[begin SUPPLIED RECORDS]
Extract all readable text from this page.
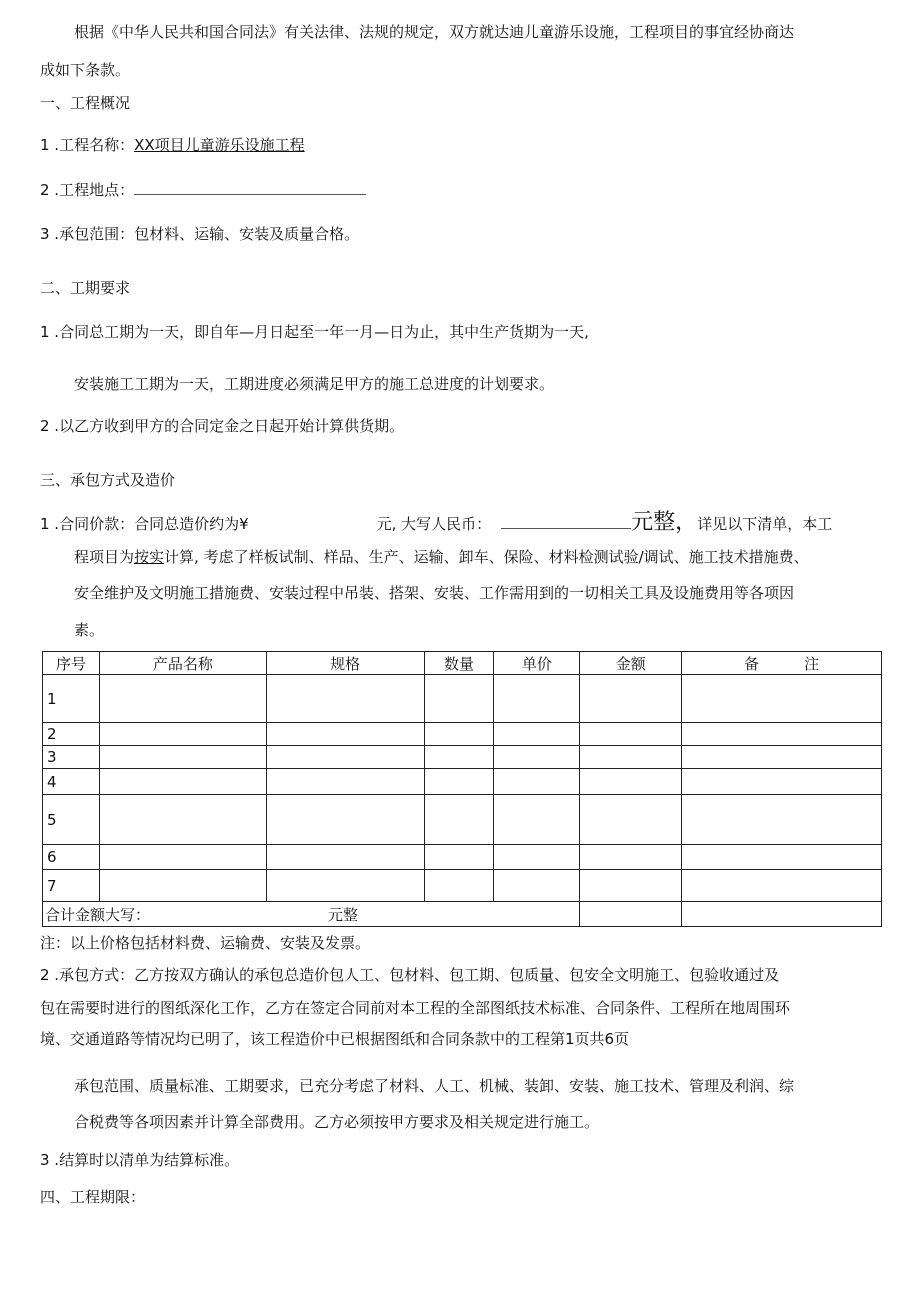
根据《中华人民共和国合同法》有关法律、法规的规定，双方就达迪儿童游乐设施，工程项目的事宜经协商达
成如下条款。
一、工程概况
1 .工程名称：XX项目儿童游乐设施工程
2 .工程地点：
3 .承包范围：包材料、运输、安装及质量合格。
二、工期要求
1 .合同总工期为一天，即自年—月日起至一年一月—日为止，其中生产货期为一天,
安装施工工期为一天，工期进度必须满足甲方的施工总进度的计划要求。
2 .以乙方收到甲方的合同定金之日起开始计算供货期。
三、承包方式及造价
1 .合同价款：合同总造价约为¥	元, 大写人民币：	元整，详见以下清单，本工
程项目为按实计算, 考虑了样板试制、样品、生产、运输、卸车、保险、材料检测试验/调试、施工技术措施费、
安全维护及文明施工措施费、安装过程中吊装、搭架、安装、工作需用到的一切相关工具及设施费用等各项因
素。
序号	产品名称	规格	数量	单价	金额	备　　　注
1						
2						
3						
4						
5						
6						
7						
合计金额大写： 元整						
注：以上价格包括材料费、运输费、安装及发票。
2 .承包方式：乙方按双方确认的承包总造价包人工、包材料、包工期、包质量、包安全文明施工、包验收通过及
包在需要时进行的图纸深化工作，乙方在签定合同前对本工程的全部图纸技术标准、合同条件、工程所在地周围环
境、交通道路等情况均已明了，该工程造价中已根据图纸和合同条款中的工程第1页共6页
承包范围、质量标准、工期要求，已充分考虑了材料、人工、机械、装卸、安装、施工技术、管理及利润、综
合税费等各项因素并计算全部费用。乙方必须按甲方要求及相关规定进行施工。
3 .结算时以清单为结算标准。
四、工程期限：
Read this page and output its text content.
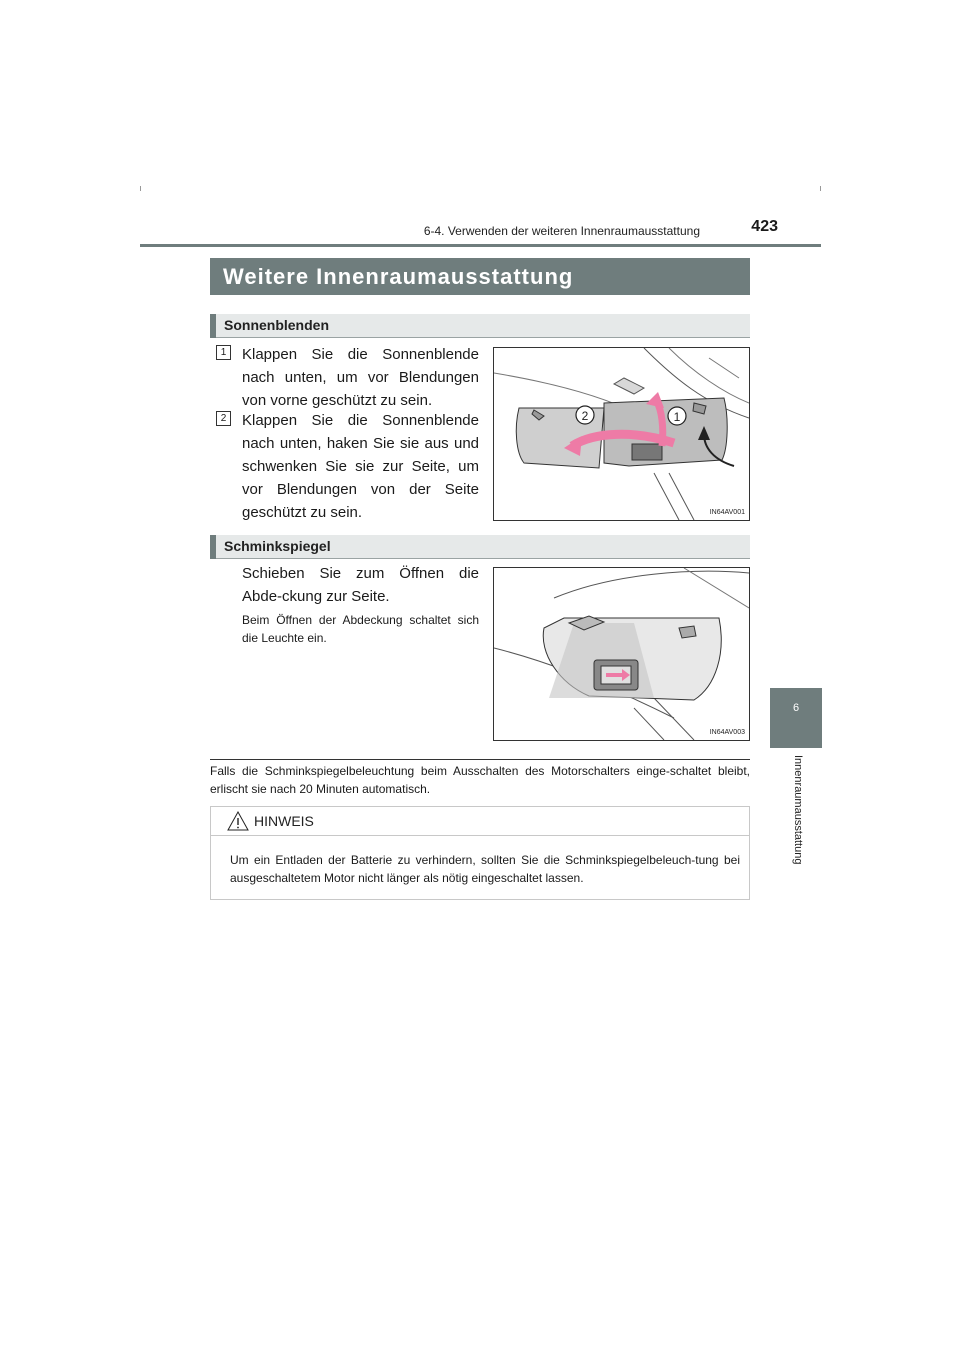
6-4. Verwenden der weiteren Innenraumausstattung	423
6
Innenraumausstattung
Weitere Innenraumausstattung
Sonnenblenden
1	Klappen Sie die Sonnenblende nach unten, um vor Blendungen von vorne geschützt zu sein.
2	Klappen Sie die Sonnenblende nach unten, haken Sie sie aus und schwenken Sie sie zur Seite, um vor Blendungen von der Seite geschützt zu sein.
2	1
IN64AV001
Schminkspiegel
Schieben Sie zum Öffnen die Abde-ckung zur Seite.
Beim Öffnen der Abdeckung schaltet sich die Leuchte ein.
IN64AV003
Falls die Schminkspiegelbeleuchtung beim Ausschalten des Motorschalters einge-schaltet bleibt, erlischt sie nach 20 Minuten automatisch.
HINWEIS
Um ein Entladen der Batterie zu verhindern, sollten Sie die Schminkspiegelbeleuch-tung bei ausgeschaltetem Motor nicht länger als nötig eingeschaltet lassen.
[end SUPPLIED RECORDS]
# [TASK INSTRUCTIONS]
Find each line with the string "Innenraumausstattung" and copy it out.

# [SOLUTION TO THIS PROBLEM]
6-4. Verwenden der weiteren Innenraumausstattung	423
Innenraumausstattung
Weitere Innenraumausstattung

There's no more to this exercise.